> [INFORMATION PROVIDED]
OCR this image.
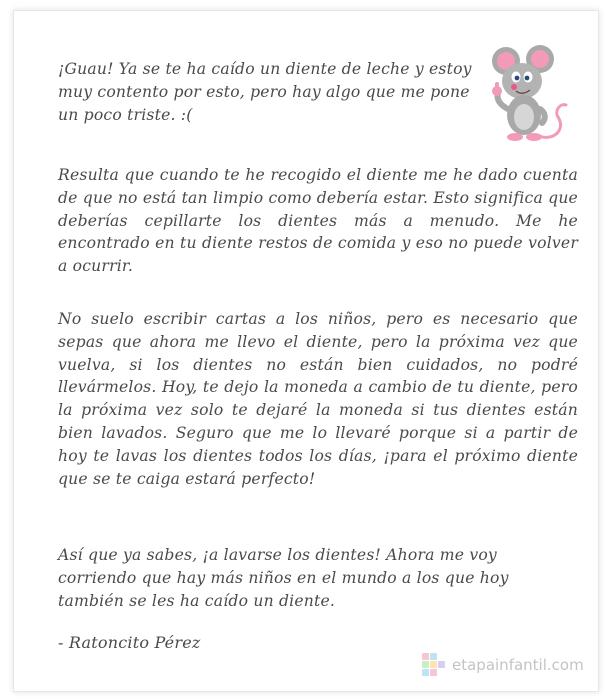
¡Guau! Ya se te ha caído un diente de leche y estoy muy contento por esto, pero hay algo que me pone un poco triste. :(

Resulta que cuando te he recogido el diente me he dado cuenta de que no está tan limpio como debería estar. Esto significa que deberías cepillarte los dientes más a menudo. Me he encontrado en tu diente restos de comida y eso no puede volver a ocurrir.

No suelo escribir cartas a los niños, pero es necesario que sepas que ahora me llevo el diente, pero la próxima vez que vuelva, si los dientes no están bien cuidados, no podré llevármelos. Hoy, te dejo la moneda a cambio de tu diente, pero la próxima vez solo te dejaré la moneda si tus dientes están bien lavados. Seguro que me lo llevaré porque si a partir de hoy te lavas los dientes todos los días, ¡para el próximo diente que se te caiga estará perfecto!

Así que ya sabes, ¡a lavarse los dientes! Ahora me voy corriendo que hay más niños en el mundo a los que hoy también se les ha caído un diente.

- Ratoncito Pérez
etapainfantil.com
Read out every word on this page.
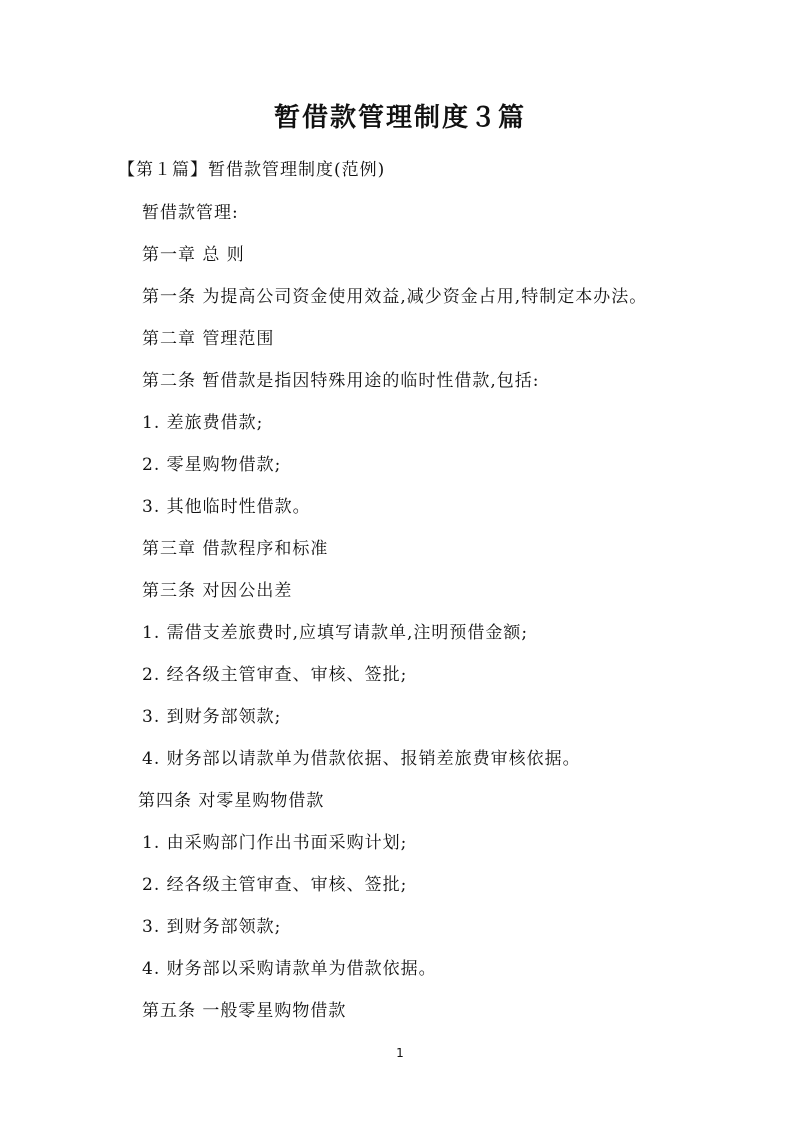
暂借款管理制度３篇
【第１篇】暂借款管理制度(范例)
暂借款管理:
第一章 总 则
第一条 为提高公司资金使用效益,减少资金占用,特制定本办法。
第二章 管理范围
第二条 暂借款是指因特殊用途的临时性借款,包括:
1. 差旅费借款;
2. 零星购物借款;
3. 其他临时性借款。
第三章 借款程序和标准
第三条 对因公出差
1. 需借支差旅费时,应填写请款单,注明预借金额;
2. 经各级主管审查、审核、签批;
3. 到财务部领款;
4. 财务部以请款单为借款依据、报销差旅费审核依据。
第四条 对零星购物借款
1. 由采购部门作出书面采购计划;
2. 经各级主管审查、审核、签批;
3. 到财务部领款;
4. 财务部以采购请款单为借款依据。
第五条 一般零星购物借款
1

> [CHALLENGE] Print the entries above exactly, taking out only the pictures.

> [RESPONSE TO THE EXERCISE]
OCR this image.
¡Guau! Ya se te ha caído un diente de leche y estoy muy contento por esto, pero hay algo que me pone un poco triste. :(

Resulta que cuando te he recogido el diente me he dado cuenta de que no está tan limpio como debería estar. Esto significa que deberías cepillarte los dientes más a menudo. Me he encontrado en tu diente restos de comida y eso no puede volver a ocurrir.

No suelo escribir cartas a los niños, pero es necesario que sepas que ahora me llevo el diente, pero la próxima vez que vuelva, si los dientes no están bien cuidados, no podré llevármelos. Hoy, te dejo la moneda a cambio de tu diente, pero la próxima vez solo te dejaré la moneda si tus dientes están bien lavados. Seguro que me lo llevaré porque si a partir de hoy te lavas los dientes todos los días, ¡para el próximo diente que se te caiga estará perfecto!

Así que ya sabes, ¡a lavarse los dientes! Ahora me voy corriendo que hay más niños en el mundo a los que hoy también se les ha caído un diente.

- Ratoncito Pérez
etapainfantil.com
Read out every word on this page.
暂借款管理制度３篇
【第１篇】暂借款管理制度(范例)
暂借款管理:
第一章 总 则
第一条 为提高公司资金使用效益,减少资金占用,特制定本办法。
第二章 管理范围
第二条 暂借款是指因特殊用途的临时性借款,包括:
1. 差旅费借款;
2. 零星购物借款;
3. 其他临时性借款。
第三章 借款程序和标准
第三条 对因公出差
1. 需借支差旅费时,应填写请款单,注明预借金额;
2. 经各级主管审查、审核、签批;
3. 到财务部领款;
4. 财务部以请款单为借款依据、报销差旅费审核依据。
第四条 对零星购物借款
1. 由采购部门作出书面采购计划;
2. 经各级主管审查、审核、签批;
3. 到财务部领款;
4. 财务部以采购请款单为借款依据。
第五条 一般零星购物借款
1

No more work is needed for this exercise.